Begin
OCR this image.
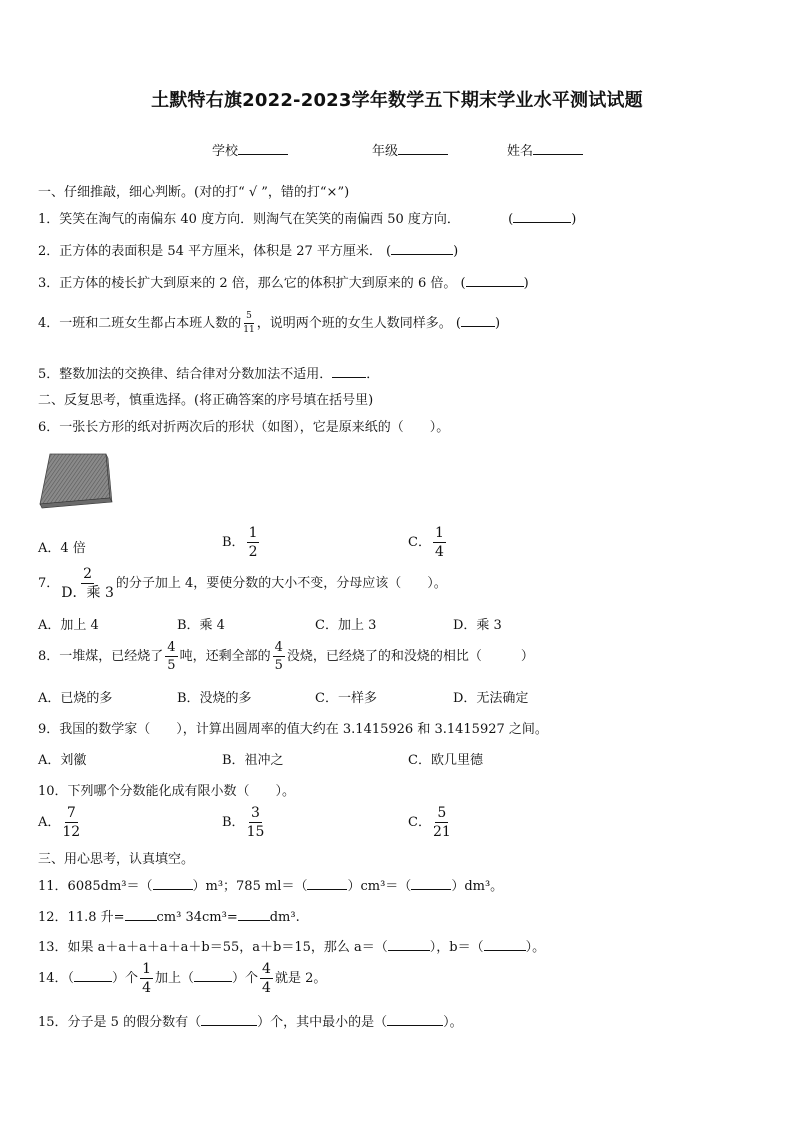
土默特右旗2022-2023学年数学五下期末学业水平测试试题
学校	年级	姓名
一、仔细推敲，细心判断。(对的打“ √ ”，错的打“×”)
1．笑笑在淘气的南偏东 40 度方向．则淘气在笑笑的南偏西 50 度方向．	(	)
2．正方体的表面积是 54 平方厘米，体积是 27 平方厘米． (	)
3．正方体的棱长扩大到原来的 2 倍，那么它的体积扩大到原来的 6 倍。 (	)
4．一班和二班女生都占本班人数的 $\frac{5}{11}$ ，说明两个班的女生人数同样多。 (	)
5．整数加法的交换律、结合律对分数加法不适用．	．
二、反复思考，慎重选择。(将正确答案的序号填在括号里)
6．一张长方形的纸对折两次后的形状（如图），它是原来纸的（　　）。
A．4 倍	B． $\frac{1}{2}$	C． $\frac{1}{4}$
7． $\frac{2}{\text{D．乘 3}}$ 的分子加上 4，要使分数的大小不变，分母应该（　　）。
A．加上 4	B．乘 4	C．加上 3	D．乘 3
8．一堆煤，已经烧了 $\frac{4}{5}$ 吨，还剩全部的 $\frac{4}{5}$ 没烧，已经烧了的和没烧的相比（　　　）
A．已烧的多	B．没烧的多	C．一样多	D．无法确定
9．我国的数学家（　　），计算出圆周率的值大约在 3.1415926 和 3.1415927 之间。
A．刘徽	B．祖冲之	C．欧几里德
10．下列哪个分数能化成有限小数（　　）。
A． $\frac{7}{12}$	B． $\frac{3}{15}$	C． $\frac{5}{21}$
三、用心思考，认真填空。
11．6085dm³＝（	）m³；785 ml＝（	）cm³＝（	）dm³。
12．11.8 升= cm³ 34cm³= dm³.
13．如果 a＋a＋a＋a＋a＋b＝55，a＋b＝15，那么 a＝（	），b＝（	）。
14．（	）个 $\frac{1}{4}$ 加上（	）个 $\frac{4}{4}$ 就是 2。
15．分子是 5 的假分数有（	）个，其中最小的是（	）。
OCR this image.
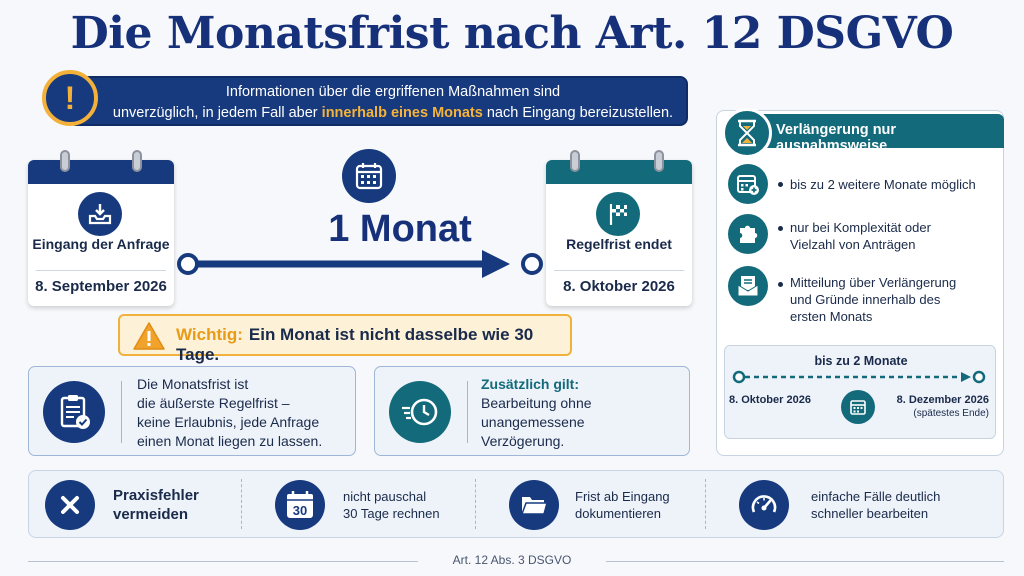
Die Monatsfrist nach Art. 12 DSGVO
Informationen über die ergriffenen Maßnahmen sind
unverzüglich, in jedem Fall aber innerhalb eines Monats nach Eingang bereizustellen.
!
Eingang der Anfrage
8. September 2026
1 Monat	Regelfrist endet
8. Oktober 2026
Wichtig: Ein Monat ist nicht dasselbe wie 30 Tage.
Die Monatsfrist ist
die äußerste Regelfrist –
keine Erlaubnis, jede Anfrage
einen Monat liegen zu lassen.
Zusätzlich gilt:
Bearbeitung ohne
unangemessene
Verzögerung.
Verlängerung nur ausnahmsweise
bis zu 2 weitere Monate möglich
nur bei Komplexität oder
Vielzahl von Anträgen
Mitteilung über Verlängerung
und Gründe innerhalb des
ersten Monats
bis zu 2 Monate
8. Oktober 2026	8. Dezember 2026
(spätestes Ende)
Praxisfehler
vermeiden	30
nicht pauschal
30 Tage rechnen
Frist ab Eingang
dokumentieren
einfache Fälle deutlich
schneller bearbeiten
Art. 12 Abs. 3 DSGVO
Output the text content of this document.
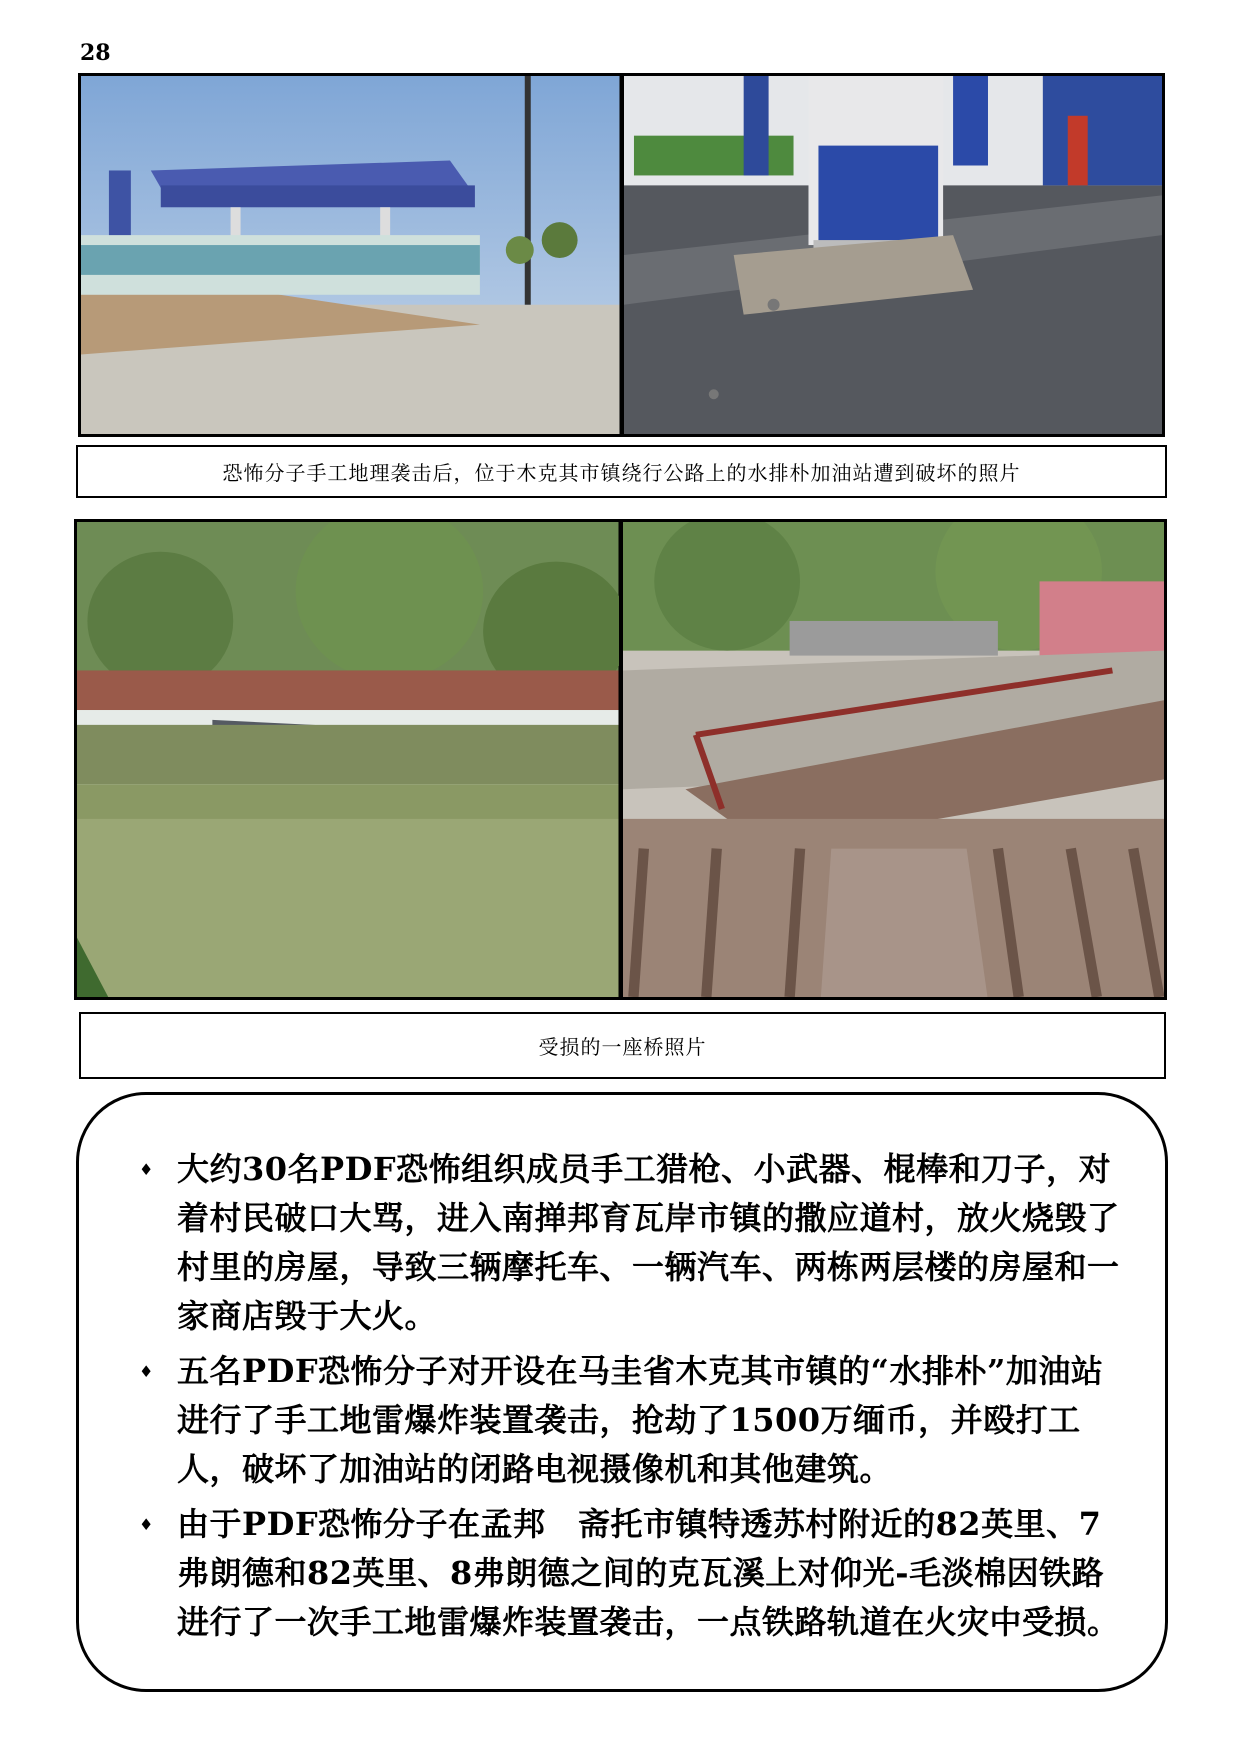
28
恐怖分子手工地理袭击后，位于木克其市镇绕行公路上的水排朴加油站遭到破坏的照片
受损的一座桥照片
♦ 大约30名PDF恐怖组织成员手工猎枪、小武器、棍棒和刀子，对着村民破口大骂，进入南掸邦育瓦岸市镇的撒应道村，放火烧毁了村里的房屋，导致三辆摩托车、一辆汽车、两栋两层楼的房屋和一家商店毁于大火。
♦ 五名PDF恐怖分子对开设在马圭省木克其市镇的“水排朴”加油站进行了手工地雷爆炸装置袭击，抢劫了1500万缅币，并殴打工人，破坏了加油站的闭路电视摄像机和其他建筑。
♦ 由于PDF恐怖分子在孟邦　斋托市镇特透苏村附近的82英里、7弗朗德和82英里、8弗朗德之间的克瓦溪上对仰光-毛淡棉因铁路进行了一次手工地雷爆炸装置袭击，一点铁路轨道在火灾中受损。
End
WRITTEN PROBLEM =
Where the line containing "Output the text content of this document." appears above, start there and set down each line exactly through the last line of the data; leave out every picture.

SOLUTION TO THIS TASK =
Output the text content of this document.
28
恐怖分子手工地理袭击后，位于木克其市镇绕行公路上的水排朴加油站遭到破坏的照片
受损的一座桥照片
♦ 大约30名PDF恐怖组织成员手工猎枪、小武器、棍棒和刀子，对着村民破口大骂，进入南掸邦育瓦岸市镇的撒应道村，放火烧毁了村里的房屋，导致三辆摩托车、一辆汽车、两栋两层楼的房屋和一家商店毁于大火。
♦ 五名PDF恐怖分子对开设在马圭省木克其市镇的“水排朴”加油站进行了手工地雷爆炸装置袭击，抢劫了1500万缅币，并殴打工人，破坏了加油站的闭路电视摄像机和其他建筑。
♦ 由于PDF恐怖分子在孟邦　斋托市镇特透苏村附近的82英里、7弗朗德和82英里、8弗朗德之间的克瓦溪上对仰光-毛淡棉因铁路进行了一次手工地雷爆炸装置袭击，一点铁路轨道在火灾中受损。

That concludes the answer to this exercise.